**STATED TASK:** Give the number of lines in the data that hold the string "ylabel". Nothing else is needed.

---------- EXTRACTED MATERIAL ----------

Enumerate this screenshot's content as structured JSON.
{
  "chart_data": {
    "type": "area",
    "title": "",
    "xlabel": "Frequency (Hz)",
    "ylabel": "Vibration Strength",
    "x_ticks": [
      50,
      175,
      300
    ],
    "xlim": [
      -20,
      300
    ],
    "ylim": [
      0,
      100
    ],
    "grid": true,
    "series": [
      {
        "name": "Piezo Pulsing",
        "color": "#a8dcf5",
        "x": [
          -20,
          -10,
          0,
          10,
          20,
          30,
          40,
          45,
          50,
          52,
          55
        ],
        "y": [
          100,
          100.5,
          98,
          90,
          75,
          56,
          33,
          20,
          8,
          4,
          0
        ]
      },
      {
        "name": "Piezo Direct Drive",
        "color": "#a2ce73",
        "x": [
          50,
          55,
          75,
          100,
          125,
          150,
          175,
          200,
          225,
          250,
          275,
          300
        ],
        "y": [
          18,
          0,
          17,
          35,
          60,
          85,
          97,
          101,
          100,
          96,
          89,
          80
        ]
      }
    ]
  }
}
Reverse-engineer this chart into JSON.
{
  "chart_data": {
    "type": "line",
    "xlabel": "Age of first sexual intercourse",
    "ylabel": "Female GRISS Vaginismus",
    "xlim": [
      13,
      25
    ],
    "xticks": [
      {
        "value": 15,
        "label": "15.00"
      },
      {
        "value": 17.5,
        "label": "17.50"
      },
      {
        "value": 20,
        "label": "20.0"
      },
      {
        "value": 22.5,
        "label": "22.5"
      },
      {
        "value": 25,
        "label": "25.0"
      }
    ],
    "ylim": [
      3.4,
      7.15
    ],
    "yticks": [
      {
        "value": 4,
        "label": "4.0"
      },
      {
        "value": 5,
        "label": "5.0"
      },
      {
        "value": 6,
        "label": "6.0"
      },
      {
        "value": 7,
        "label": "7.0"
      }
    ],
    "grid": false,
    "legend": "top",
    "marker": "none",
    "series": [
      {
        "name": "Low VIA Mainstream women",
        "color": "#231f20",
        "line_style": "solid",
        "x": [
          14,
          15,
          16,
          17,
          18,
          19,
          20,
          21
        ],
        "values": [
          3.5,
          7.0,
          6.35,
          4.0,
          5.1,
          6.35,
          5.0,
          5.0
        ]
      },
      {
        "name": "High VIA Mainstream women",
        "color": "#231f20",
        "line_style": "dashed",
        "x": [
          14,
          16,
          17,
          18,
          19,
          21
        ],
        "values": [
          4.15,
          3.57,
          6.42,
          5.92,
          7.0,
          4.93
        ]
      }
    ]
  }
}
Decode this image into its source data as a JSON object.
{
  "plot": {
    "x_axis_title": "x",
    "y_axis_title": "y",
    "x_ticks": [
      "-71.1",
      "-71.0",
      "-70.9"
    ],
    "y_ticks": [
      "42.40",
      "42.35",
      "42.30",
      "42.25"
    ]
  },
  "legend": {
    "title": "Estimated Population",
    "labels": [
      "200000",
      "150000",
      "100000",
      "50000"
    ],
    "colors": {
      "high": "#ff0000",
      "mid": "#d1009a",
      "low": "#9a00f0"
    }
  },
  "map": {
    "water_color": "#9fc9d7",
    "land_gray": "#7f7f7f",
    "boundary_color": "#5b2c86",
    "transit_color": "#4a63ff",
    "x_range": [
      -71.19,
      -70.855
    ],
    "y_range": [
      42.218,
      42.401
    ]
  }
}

----------

**RESPONSE TO THE EXERCISE:** 2